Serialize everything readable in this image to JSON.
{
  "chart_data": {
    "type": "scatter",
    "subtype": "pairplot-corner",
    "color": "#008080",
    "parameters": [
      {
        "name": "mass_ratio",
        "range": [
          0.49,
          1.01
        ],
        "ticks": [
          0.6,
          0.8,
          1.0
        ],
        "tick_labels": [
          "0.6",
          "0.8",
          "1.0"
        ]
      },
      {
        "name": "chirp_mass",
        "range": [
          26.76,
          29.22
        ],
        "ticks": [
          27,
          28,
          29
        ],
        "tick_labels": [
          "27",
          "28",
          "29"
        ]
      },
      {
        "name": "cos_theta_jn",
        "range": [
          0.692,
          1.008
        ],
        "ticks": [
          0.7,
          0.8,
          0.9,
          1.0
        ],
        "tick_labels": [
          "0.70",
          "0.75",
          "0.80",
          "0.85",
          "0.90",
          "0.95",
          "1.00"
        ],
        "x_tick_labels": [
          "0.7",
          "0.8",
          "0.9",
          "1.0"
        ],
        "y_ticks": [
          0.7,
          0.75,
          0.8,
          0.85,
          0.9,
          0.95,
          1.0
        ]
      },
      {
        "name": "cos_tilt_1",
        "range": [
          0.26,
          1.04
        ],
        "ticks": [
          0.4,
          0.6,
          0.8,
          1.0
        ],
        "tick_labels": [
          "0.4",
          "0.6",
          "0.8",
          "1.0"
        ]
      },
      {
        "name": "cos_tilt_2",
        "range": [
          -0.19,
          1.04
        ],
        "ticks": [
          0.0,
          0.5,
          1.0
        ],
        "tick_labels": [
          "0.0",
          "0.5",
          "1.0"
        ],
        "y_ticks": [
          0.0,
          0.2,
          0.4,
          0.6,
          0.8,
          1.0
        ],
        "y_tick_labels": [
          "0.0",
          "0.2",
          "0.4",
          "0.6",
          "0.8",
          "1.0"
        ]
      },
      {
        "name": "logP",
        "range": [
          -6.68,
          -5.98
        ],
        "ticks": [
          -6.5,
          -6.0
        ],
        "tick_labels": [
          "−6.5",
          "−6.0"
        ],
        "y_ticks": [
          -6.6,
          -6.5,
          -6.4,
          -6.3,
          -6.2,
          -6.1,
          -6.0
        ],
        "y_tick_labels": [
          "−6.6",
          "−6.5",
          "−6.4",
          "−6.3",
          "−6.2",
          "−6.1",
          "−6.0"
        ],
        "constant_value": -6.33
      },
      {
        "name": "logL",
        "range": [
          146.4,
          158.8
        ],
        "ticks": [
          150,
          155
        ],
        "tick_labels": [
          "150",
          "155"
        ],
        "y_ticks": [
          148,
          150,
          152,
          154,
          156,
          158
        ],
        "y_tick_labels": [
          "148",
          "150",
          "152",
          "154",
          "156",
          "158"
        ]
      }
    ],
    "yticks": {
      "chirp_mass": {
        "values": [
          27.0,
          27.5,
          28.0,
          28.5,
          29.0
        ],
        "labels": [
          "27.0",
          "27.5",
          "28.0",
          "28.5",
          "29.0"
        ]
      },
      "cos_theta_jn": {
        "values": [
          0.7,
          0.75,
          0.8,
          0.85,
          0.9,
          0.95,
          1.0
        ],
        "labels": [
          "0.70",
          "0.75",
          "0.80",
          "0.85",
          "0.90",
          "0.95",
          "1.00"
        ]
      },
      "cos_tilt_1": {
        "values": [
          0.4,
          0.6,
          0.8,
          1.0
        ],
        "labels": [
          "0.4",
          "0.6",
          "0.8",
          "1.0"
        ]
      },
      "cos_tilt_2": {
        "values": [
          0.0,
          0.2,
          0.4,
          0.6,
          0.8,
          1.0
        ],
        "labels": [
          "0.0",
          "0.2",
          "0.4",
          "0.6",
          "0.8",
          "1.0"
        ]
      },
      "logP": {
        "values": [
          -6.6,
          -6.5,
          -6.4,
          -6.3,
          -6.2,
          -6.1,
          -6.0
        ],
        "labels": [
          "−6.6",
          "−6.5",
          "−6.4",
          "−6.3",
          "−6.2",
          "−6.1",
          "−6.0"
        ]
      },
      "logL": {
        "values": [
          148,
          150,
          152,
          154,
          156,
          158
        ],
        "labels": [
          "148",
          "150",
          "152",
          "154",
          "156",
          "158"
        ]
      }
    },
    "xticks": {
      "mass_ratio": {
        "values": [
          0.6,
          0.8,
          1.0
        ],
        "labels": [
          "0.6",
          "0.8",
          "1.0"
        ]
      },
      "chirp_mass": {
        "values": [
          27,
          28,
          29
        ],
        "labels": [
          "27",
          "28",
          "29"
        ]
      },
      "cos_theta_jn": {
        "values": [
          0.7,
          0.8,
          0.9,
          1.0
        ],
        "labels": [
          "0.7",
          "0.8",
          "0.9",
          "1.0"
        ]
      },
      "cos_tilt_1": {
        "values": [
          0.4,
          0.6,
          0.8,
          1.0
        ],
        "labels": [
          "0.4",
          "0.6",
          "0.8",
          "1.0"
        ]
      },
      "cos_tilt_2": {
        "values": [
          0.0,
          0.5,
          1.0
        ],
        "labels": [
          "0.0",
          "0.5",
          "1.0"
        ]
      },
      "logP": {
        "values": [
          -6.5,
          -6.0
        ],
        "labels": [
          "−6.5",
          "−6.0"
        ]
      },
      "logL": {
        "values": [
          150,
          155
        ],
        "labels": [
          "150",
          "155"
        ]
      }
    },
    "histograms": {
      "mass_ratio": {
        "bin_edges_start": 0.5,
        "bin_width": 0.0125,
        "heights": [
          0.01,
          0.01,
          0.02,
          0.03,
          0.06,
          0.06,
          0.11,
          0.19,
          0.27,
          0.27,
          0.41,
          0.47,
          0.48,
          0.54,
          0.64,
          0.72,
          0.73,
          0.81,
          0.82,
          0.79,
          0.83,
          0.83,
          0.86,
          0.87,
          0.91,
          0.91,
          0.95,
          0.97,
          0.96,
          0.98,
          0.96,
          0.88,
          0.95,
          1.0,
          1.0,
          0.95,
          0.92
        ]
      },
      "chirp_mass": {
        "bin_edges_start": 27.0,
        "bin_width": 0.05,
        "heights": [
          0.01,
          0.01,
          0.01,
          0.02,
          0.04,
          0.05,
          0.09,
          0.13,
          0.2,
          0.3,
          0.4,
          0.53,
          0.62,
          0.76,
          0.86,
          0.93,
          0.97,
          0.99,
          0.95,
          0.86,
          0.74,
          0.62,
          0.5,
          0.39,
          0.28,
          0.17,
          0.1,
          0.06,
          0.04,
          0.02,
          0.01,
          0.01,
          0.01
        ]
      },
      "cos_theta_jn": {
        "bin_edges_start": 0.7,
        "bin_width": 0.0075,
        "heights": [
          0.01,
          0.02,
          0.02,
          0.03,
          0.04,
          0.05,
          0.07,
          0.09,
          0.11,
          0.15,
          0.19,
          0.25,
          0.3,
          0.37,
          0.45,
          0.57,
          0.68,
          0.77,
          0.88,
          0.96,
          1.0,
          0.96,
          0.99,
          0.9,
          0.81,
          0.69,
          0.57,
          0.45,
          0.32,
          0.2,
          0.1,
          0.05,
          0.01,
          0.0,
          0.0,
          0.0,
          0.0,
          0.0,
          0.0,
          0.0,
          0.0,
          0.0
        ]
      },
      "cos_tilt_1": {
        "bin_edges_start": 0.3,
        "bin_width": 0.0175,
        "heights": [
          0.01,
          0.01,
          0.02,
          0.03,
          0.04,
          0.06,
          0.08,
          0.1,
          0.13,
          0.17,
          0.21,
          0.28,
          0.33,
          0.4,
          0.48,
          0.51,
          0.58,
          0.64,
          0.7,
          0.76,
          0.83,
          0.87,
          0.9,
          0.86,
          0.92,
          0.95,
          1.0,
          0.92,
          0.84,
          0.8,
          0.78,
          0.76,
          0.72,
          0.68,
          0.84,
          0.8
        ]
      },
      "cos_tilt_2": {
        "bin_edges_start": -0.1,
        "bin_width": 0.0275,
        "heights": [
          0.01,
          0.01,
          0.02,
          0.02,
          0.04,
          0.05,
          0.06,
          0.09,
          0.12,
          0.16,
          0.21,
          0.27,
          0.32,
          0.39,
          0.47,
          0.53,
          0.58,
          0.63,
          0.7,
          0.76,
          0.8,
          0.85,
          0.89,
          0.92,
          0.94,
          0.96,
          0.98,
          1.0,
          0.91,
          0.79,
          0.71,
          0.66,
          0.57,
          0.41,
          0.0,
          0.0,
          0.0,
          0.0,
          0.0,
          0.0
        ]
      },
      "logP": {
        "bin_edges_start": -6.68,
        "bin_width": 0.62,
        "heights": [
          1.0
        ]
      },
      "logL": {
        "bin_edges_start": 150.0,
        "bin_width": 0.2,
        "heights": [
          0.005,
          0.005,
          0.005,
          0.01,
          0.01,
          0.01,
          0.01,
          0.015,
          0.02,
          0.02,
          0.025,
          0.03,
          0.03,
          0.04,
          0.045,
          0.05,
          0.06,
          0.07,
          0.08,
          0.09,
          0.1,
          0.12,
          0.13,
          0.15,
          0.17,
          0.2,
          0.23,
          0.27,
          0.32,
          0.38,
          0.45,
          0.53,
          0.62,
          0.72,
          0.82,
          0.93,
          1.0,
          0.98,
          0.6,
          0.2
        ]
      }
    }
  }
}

━━━━━━━━━━━━━━━━━━━━━━━━━━━━━━

EXERCISE OBJECTIVE »
Pull out the lines above in which the word "name" appears.

TASK SOLUTION »
        "name": "mass_ratio",
        "name": "chirp_mass",
        "name": "cos_theta_jn",
        "name": "cos_tilt_1",
        "name": "cos_tilt_2",
        "name": "logP",
        "name": "logL",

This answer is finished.